- Set task
Copy the line with "Output a JSON" and all lines following it through the last line of the entries, exactly as written.

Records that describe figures
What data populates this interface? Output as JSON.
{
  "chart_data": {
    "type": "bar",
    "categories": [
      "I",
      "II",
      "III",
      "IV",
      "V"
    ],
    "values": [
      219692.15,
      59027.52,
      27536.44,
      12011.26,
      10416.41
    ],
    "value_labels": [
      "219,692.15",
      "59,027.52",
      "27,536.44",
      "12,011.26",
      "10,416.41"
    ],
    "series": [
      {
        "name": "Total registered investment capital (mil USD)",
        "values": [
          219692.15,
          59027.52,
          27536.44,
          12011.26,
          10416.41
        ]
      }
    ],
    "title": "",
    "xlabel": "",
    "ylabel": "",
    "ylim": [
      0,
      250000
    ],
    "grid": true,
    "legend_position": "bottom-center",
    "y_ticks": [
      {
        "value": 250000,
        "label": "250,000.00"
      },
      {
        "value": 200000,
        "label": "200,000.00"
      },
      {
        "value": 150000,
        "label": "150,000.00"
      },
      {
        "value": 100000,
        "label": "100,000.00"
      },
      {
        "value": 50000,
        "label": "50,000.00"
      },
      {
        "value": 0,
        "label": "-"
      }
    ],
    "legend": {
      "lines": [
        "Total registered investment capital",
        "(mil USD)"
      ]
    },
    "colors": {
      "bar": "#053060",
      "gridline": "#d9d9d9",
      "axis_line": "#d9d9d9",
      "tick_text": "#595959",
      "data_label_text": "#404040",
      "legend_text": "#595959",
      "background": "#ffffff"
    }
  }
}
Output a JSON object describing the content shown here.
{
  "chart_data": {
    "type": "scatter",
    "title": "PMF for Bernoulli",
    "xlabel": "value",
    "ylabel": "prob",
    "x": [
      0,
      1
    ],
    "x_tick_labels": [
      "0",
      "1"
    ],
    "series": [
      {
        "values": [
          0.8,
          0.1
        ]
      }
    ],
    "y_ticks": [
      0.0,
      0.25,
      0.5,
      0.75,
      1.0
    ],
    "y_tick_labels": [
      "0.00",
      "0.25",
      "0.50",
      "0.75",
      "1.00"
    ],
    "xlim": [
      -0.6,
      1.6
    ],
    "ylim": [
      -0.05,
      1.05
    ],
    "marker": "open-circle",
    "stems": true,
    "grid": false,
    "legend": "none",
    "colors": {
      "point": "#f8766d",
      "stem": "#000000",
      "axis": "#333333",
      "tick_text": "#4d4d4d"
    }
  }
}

- The response
Output a JSON object describing the content shown here.
{
  "chart_data": {
    "type": "scatter",
    "title": "PMF for Bernoulli",
    "xlabel": "value",
    "ylabel": "prob",
    "x": [
      0,
      1
    ],
    "x_tick_labels": [
      "0",
      "1"
    ],
    "series": [
      {
        "values": [
          0.8,
          0.1
        ]
      }
    ],
    "y_ticks": [
      0.0,
      0.25,
      0.5,
      0.75,
      1.0
    ],
    "y_tick_labels": [
      "0.00",
      "0.25",
      "0.50",
      "0.75",
      "1.00"
    ],
    "xlim": [
      -0.6,
      1.6
    ],
    "ylim": [
      -0.05,
      1.05
    ],
    "marker": "open-circle",
    "stems": true,
    "grid": false,
    "legend": "none",
    "colors": {
      "point": "#f8766d",
      "stem": "#000000",
      "axis": "#333333",
      "tick_text": "#4d4d4d"
    }
  }
}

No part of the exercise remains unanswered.